Directions — Your task is to write out the complete listing exactly as it is shown.
***** Input data
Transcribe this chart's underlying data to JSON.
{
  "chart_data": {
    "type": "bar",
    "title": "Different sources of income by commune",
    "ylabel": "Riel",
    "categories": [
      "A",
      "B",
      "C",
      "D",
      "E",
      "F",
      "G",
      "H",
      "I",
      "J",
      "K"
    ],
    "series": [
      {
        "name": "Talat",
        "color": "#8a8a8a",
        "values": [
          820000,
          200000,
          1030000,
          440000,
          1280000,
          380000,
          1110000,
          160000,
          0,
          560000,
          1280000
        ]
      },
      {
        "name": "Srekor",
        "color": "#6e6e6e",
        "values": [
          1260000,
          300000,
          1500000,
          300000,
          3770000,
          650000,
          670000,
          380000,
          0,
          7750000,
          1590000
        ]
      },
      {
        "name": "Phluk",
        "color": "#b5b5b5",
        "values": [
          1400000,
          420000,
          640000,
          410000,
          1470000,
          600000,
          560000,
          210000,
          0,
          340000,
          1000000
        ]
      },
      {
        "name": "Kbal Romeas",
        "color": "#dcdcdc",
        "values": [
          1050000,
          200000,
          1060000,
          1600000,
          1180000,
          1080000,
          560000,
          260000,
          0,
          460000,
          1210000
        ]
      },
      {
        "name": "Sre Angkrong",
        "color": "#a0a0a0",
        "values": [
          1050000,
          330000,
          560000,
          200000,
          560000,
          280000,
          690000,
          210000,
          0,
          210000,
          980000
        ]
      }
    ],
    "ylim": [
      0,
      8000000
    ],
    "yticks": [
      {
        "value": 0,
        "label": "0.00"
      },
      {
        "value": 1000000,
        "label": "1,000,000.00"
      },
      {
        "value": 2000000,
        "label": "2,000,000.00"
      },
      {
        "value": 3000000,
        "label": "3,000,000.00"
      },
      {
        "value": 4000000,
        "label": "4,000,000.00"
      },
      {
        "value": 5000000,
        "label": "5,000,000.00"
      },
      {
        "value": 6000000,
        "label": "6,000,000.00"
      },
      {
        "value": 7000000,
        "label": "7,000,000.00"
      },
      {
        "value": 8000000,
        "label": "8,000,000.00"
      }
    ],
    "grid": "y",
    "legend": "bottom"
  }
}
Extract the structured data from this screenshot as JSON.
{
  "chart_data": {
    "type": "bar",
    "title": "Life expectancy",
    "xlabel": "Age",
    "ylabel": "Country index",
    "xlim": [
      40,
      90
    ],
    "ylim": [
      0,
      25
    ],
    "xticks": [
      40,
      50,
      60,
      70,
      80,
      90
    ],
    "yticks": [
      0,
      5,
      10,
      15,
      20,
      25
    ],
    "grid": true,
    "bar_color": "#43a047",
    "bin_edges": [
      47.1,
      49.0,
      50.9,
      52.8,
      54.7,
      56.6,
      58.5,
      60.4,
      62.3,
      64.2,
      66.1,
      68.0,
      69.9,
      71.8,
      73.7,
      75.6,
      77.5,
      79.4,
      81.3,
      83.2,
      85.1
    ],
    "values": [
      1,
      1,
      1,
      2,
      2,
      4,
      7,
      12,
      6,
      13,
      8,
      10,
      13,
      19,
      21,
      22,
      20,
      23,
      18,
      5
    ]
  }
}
**********
Finished exercise —
Transcribe this chart's underlying data to JSON.
{
  "chart_data": {
    "type": "bar",
    "title": "Different sources of income by commune",
    "ylabel": "Riel",
    "categories": [
      "A",
      "B",
      "C",
      "D",
      "E",
      "F",
      "G",
      "H",
      "I",
      "J",
      "K"
    ],
    "series": [
      {
        "name": "Talat",
        "color": "#8a8a8a",
        "values": [
          820000,
          200000,
          1030000,
          440000,
          1280000,
          380000,
          1110000,
          160000,
          0,
          560000,
          1280000
        ]
      },
      {
        "name": "Srekor",
        "color": "#6e6e6e",
        "values": [
          1260000,
          300000,
          1500000,
          300000,
          3770000,
          650000,
          670000,
          380000,
          0,
          7750000,
          1590000
        ]
      },
      {
        "name": "Phluk",
        "color": "#b5b5b5",
        "values": [
          1400000,
          420000,
          640000,
          410000,
          1470000,
          600000,
          560000,
          210000,
          0,
          340000,
          1000000
        ]
      },
      {
        "name": "Kbal Romeas",
        "color": "#dcdcdc",
        "values": [
          1050000,
          200000,
          1060000,
          1600000,
          1180000,
          1080000,
          560000,
          260000,
          0,
          460000,
          1210000
        ]
      },
      {
        "name": "Sre Angkrong",
        "color": "#a0a0a0",
        "values": [
          1050000,
          330000,
          560000,
          200000,
          560000,
          280000,
          690000,
          210000,
          0,
          210000,
          980000
        ]
      }
    ],
    "ylim": [
      0,
      8000000
    ],
    "yticks": [
      {
        "value": 0,
        "label": "0.00"
      },
      {
        "value": 1000000,
        "label": "1,000,000.00"
      },
      {
        "value": 2000000,
        "label": "2,000,000.00"
      },
      {
        "value": 3000000,
        "label": "3,000,000.00"
      },
      {
        "value": 4000000,
        "label": "4,000,000.00"
      },
      {
        "value": 5000000,
        "label": "5,000,000.00"
      },
      {
        "value": 6000000,
        "label": "6,000,000.00"
      },
      {
        "value": 7000000,
        "label": "7,000,000.00"
      },
      {
        "value": 8000000,
        "label": "8,000,000.00"
      }
    ],
    "grid": "y",
    "legend": "bottom"
  }
}
Extract the structured data from this screenshot as JSON.
{
  "chart_data": {
    "type": "bar",
    "title": "Life expectancy",
    "xlabel": "Age",
    "ylabel": "Country index",
    "xlim": [
      40,
      90
    ],
    "ylim": [
      0,
      25
    ],
    "xticks": [
      40,
      50,
      60,
      70,
      80,
      90
    ],
    "yticks": [
      0,
      5,
      10,
      15,
      20,
      25
    ],
    "grid": true,
    "bar_color": "#43a047",
    "bin_edges": [
      47.1,
      49.0,
      50.9,
      52.8,
      54.7,
      56.6,
      58.5,
      60.4,
      62.3,
      64.2,
      66.1,
      68.0,
      69.9,
      71.8,
      73.7,
      75.6,
      77.5,
      79.4,
      81.3,
      83.2,
      85.1
    ],
    "values": [
      1,
      1,
      1,
      2,
      2,
      4,
      7,
      12,
      6,
      13,
      8,
      10,
      13,
      19,
      21,
      22,
      20,
      23,
      18,
      5
    ]
  }
}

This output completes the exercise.